**CHALLENGE:** Find all lines in the records that include the word "doing", and copy them out.

(Data listing)

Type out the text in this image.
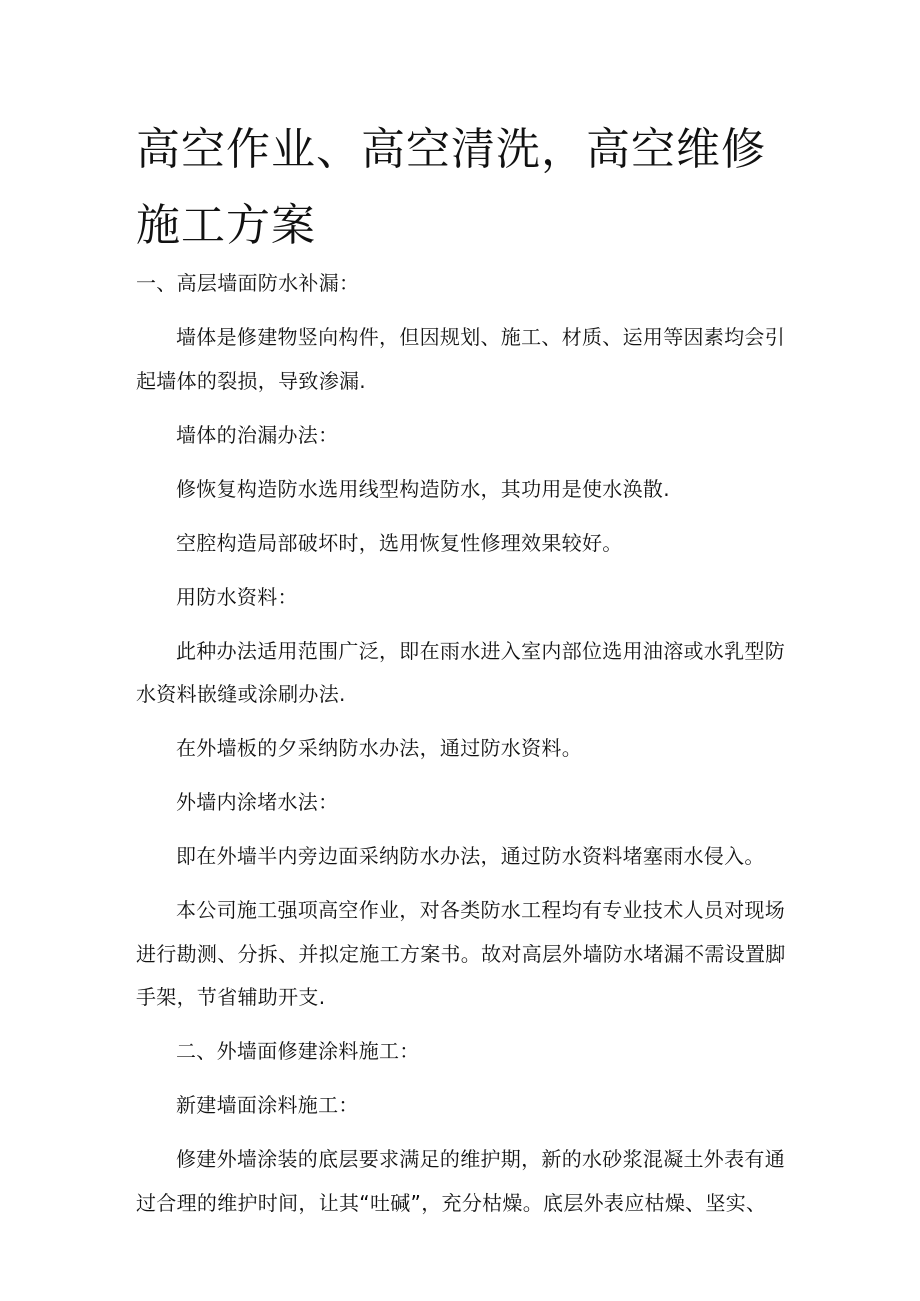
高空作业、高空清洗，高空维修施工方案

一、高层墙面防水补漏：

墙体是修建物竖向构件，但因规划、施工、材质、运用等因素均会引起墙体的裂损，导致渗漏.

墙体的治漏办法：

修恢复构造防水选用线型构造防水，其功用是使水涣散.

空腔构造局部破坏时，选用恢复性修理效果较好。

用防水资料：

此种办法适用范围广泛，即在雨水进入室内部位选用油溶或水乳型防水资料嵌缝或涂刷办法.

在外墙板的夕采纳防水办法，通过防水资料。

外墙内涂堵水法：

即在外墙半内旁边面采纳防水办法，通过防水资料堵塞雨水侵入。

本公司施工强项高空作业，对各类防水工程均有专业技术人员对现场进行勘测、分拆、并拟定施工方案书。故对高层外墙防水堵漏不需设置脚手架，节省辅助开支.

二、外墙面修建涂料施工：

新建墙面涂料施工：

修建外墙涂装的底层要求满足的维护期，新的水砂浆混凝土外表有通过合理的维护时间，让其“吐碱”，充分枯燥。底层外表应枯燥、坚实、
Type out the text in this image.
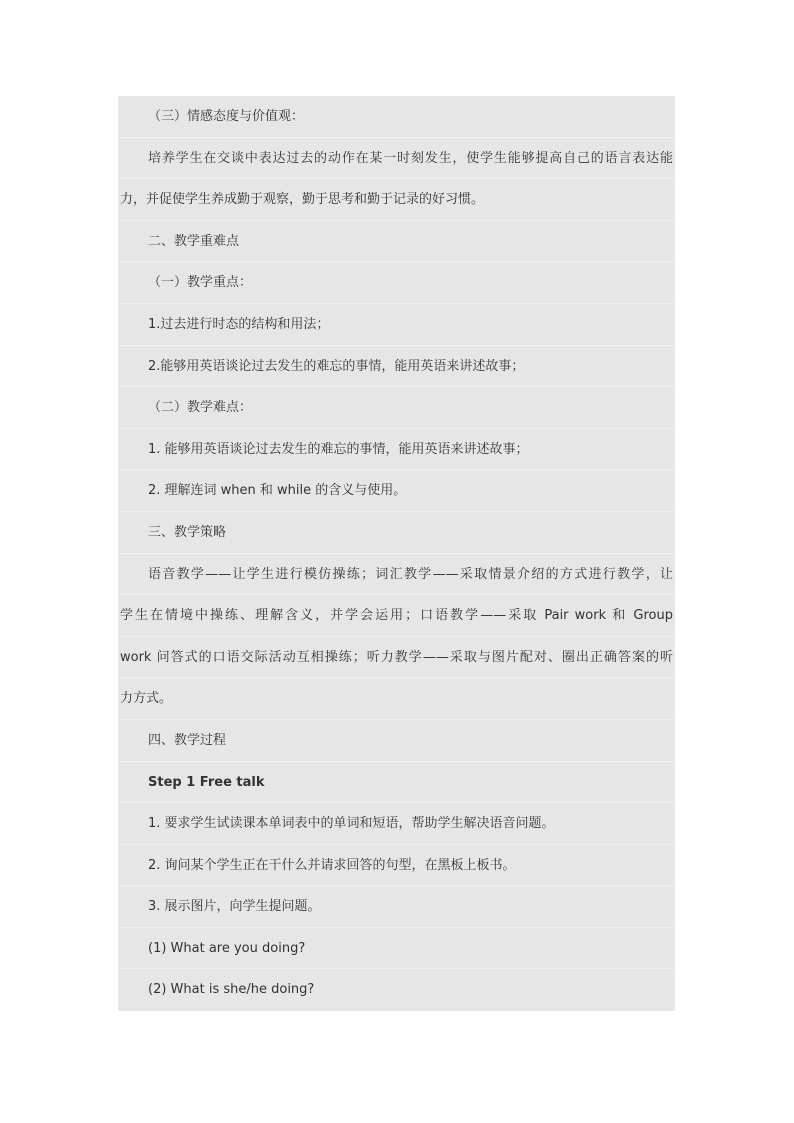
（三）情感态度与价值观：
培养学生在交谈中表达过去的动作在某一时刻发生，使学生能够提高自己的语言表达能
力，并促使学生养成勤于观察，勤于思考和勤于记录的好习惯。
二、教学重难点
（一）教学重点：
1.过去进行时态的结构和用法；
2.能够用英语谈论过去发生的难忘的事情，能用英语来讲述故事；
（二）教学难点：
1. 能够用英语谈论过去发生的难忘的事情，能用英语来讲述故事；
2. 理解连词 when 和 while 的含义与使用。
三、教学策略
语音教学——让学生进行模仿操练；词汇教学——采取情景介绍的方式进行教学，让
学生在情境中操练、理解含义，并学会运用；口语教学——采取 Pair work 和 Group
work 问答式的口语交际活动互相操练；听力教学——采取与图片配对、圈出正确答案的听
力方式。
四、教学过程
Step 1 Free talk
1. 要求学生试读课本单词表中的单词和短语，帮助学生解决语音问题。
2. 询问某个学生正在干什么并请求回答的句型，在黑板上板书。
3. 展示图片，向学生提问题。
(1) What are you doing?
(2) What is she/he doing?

**THE OUTPUT:**
(1) What are you doing?
(2) What is she/he doing?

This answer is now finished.